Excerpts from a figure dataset
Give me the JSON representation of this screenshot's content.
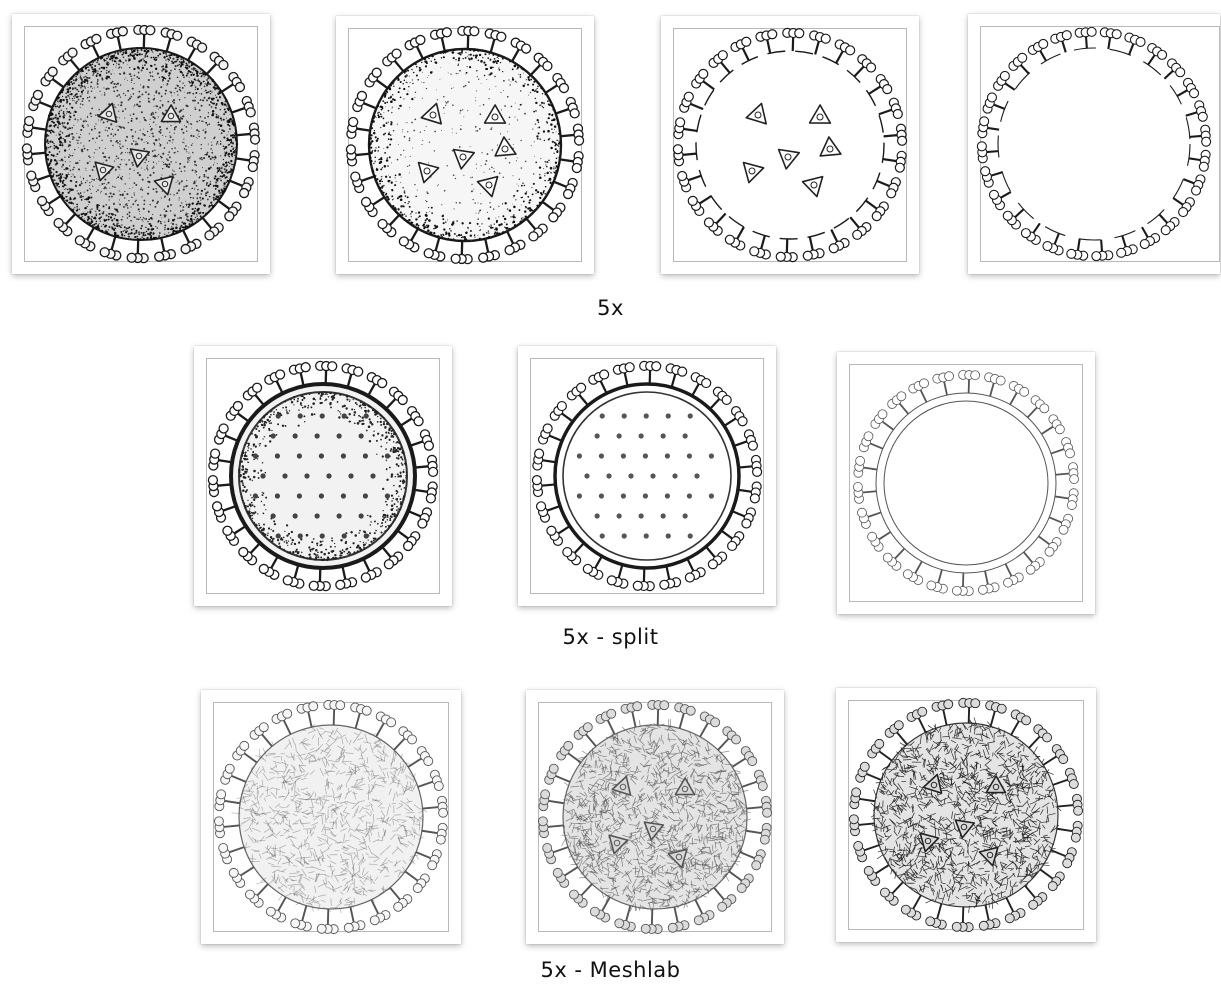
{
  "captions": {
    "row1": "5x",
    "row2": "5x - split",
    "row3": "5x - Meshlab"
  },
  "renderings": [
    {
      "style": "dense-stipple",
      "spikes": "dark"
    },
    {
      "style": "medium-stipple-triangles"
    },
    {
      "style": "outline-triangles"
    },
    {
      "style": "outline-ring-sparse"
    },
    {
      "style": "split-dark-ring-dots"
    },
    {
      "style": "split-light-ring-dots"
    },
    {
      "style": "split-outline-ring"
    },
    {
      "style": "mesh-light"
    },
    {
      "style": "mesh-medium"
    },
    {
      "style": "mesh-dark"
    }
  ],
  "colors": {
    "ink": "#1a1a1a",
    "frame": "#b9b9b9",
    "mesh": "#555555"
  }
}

==

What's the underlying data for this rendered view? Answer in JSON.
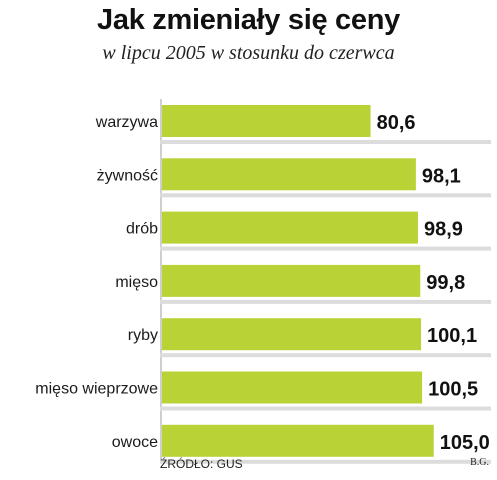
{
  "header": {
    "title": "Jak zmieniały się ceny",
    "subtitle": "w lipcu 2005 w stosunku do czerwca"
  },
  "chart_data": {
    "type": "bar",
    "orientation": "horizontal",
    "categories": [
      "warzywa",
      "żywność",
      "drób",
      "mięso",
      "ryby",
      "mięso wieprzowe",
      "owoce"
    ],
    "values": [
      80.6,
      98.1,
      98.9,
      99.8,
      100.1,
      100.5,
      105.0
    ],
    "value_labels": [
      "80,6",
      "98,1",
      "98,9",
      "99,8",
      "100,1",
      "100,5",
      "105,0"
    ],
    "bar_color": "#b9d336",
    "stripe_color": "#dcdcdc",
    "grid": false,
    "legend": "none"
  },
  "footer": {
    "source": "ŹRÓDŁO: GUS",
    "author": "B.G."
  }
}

WORK INSTRUCTIONS –
Search the data above for the string "JSON" and copy each line that has it.

TASK RESULT –
Give me the JSON representation of this screenshot's content.
What's the underlying data for this rendered view? Answer in JSON.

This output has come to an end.